* _What you are asked to do_
Search the material and gather each line with "JSON" in it.

* _Data for processing_
◆ ◆ ◆ ◆ ◆
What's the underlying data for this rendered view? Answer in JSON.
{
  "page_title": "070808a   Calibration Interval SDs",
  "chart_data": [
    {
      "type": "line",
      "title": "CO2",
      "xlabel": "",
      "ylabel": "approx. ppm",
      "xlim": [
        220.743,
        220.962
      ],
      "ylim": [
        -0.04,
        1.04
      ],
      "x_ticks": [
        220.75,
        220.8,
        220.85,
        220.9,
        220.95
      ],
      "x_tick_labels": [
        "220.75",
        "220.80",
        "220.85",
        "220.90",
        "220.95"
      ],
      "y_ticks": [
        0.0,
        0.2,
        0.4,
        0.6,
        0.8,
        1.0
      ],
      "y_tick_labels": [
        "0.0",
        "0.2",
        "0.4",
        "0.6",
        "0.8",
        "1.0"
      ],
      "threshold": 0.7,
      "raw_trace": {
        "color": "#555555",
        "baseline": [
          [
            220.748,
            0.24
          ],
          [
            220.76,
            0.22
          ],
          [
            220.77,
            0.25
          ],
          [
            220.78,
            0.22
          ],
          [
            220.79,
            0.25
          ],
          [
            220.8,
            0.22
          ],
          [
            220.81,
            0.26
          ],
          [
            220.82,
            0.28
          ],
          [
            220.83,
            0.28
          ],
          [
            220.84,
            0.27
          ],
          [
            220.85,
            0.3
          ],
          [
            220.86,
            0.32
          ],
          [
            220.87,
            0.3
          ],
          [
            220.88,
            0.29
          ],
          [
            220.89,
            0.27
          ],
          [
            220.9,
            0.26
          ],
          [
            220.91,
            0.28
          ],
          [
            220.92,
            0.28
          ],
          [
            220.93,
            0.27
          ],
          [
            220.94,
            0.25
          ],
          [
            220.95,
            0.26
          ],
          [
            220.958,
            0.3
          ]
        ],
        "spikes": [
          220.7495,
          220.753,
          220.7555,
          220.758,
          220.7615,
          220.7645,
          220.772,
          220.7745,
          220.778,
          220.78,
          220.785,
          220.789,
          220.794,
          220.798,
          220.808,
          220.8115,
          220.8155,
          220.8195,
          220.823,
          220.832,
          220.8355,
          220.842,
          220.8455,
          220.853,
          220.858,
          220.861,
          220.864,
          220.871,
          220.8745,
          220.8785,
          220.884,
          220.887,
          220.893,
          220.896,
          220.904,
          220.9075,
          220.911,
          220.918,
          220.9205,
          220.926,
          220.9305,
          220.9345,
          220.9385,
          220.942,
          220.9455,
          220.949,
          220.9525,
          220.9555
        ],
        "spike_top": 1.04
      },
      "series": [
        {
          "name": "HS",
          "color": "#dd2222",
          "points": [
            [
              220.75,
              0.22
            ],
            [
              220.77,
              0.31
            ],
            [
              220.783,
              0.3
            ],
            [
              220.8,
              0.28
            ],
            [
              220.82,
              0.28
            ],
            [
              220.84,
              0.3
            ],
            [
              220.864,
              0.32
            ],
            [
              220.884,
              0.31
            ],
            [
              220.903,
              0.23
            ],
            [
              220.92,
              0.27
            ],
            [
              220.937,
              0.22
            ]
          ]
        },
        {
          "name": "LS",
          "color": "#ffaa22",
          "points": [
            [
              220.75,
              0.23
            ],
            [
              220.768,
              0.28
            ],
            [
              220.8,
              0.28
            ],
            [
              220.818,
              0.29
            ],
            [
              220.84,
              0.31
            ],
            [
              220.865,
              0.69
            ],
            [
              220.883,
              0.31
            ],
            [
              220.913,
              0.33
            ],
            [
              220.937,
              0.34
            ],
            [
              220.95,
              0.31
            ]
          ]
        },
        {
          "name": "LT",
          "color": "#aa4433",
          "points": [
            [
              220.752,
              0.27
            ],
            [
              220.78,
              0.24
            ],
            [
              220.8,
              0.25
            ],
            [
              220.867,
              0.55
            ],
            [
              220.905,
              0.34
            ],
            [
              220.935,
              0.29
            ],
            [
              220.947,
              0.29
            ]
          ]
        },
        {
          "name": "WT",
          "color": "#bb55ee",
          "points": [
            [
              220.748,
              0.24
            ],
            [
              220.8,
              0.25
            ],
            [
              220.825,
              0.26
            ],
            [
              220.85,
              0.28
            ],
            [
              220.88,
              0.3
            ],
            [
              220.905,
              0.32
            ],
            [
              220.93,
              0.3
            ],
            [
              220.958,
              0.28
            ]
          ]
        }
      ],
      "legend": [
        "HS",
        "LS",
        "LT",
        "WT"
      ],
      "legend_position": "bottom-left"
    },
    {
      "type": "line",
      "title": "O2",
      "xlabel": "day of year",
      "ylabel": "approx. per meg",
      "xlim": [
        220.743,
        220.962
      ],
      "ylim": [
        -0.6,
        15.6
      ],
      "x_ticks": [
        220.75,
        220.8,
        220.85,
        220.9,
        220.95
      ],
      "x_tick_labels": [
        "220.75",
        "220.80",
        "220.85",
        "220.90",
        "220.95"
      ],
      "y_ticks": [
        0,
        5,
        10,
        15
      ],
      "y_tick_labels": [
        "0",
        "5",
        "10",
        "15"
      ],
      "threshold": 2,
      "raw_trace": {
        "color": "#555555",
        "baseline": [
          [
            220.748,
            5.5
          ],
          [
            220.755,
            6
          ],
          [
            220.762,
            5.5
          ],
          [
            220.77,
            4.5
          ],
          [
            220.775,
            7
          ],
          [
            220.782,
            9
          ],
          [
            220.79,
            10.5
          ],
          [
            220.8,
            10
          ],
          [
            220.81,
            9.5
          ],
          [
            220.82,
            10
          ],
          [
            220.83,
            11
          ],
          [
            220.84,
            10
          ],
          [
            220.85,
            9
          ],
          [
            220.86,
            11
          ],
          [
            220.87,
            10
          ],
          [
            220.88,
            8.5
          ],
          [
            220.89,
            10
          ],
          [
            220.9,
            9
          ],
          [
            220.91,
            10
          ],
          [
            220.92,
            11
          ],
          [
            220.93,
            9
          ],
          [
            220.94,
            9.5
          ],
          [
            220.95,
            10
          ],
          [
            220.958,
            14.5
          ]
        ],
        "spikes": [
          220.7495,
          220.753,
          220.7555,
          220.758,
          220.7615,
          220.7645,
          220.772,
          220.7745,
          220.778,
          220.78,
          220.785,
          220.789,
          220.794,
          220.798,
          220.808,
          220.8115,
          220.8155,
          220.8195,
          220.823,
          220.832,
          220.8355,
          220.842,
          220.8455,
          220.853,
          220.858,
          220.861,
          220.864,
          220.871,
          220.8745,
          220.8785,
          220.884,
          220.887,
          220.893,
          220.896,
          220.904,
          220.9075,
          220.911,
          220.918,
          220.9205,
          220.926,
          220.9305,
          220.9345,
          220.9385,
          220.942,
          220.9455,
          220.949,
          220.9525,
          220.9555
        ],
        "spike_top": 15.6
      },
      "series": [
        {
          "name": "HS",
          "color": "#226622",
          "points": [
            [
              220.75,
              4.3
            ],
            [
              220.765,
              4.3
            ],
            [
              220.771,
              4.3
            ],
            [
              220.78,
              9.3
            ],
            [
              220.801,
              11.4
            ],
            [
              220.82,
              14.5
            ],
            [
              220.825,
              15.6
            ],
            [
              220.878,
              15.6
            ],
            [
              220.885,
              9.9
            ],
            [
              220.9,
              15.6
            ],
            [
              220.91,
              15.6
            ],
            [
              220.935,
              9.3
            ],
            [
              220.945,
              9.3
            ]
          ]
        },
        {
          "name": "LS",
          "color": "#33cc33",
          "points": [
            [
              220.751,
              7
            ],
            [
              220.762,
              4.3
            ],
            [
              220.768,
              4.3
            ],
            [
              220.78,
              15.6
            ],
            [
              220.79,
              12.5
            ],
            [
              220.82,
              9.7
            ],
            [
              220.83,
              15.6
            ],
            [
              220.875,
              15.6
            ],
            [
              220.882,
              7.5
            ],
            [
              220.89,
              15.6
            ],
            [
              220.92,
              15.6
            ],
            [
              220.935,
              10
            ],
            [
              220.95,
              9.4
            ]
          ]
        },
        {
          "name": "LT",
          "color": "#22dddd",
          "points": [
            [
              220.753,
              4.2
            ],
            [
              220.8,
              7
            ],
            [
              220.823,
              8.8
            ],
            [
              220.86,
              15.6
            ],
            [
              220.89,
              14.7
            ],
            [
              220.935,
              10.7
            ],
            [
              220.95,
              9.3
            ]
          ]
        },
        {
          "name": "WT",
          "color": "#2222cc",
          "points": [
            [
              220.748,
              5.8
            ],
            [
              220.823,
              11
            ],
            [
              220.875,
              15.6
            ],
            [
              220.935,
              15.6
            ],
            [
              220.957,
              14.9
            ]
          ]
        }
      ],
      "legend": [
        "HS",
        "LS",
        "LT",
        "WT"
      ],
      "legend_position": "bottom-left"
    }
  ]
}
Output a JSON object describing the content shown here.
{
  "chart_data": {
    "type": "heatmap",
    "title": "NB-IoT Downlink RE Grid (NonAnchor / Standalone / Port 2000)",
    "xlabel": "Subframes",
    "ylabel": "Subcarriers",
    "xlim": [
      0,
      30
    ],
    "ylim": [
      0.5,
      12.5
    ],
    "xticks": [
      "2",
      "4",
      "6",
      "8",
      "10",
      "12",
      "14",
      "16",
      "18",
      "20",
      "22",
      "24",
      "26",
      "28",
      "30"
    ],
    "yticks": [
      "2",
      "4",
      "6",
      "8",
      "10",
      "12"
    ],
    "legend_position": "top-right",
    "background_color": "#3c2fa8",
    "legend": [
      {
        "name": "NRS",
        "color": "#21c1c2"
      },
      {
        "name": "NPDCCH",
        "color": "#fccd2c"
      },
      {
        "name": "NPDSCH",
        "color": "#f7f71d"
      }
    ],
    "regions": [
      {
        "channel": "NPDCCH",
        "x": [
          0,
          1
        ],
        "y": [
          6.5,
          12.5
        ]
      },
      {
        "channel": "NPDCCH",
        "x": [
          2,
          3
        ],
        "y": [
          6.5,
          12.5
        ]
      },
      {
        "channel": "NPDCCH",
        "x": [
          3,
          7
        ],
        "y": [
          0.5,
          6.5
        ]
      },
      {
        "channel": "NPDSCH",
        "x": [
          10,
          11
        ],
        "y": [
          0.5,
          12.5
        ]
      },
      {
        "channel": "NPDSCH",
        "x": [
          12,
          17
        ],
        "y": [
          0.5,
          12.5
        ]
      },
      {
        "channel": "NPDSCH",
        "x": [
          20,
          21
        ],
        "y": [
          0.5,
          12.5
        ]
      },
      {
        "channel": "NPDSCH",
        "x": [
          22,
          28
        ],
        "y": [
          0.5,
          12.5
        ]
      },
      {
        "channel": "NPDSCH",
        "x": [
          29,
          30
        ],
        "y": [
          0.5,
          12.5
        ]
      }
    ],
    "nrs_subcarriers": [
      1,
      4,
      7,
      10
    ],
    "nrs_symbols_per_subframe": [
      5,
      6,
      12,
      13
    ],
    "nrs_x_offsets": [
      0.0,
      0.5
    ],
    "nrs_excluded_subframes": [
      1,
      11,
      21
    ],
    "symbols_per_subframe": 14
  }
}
◆ ◆ ◆ ◆ ◆
* _Result of this exercise_
What's the underlying data for this rendered view? Answer in JSON.
Output a JSON object describing the content shown here.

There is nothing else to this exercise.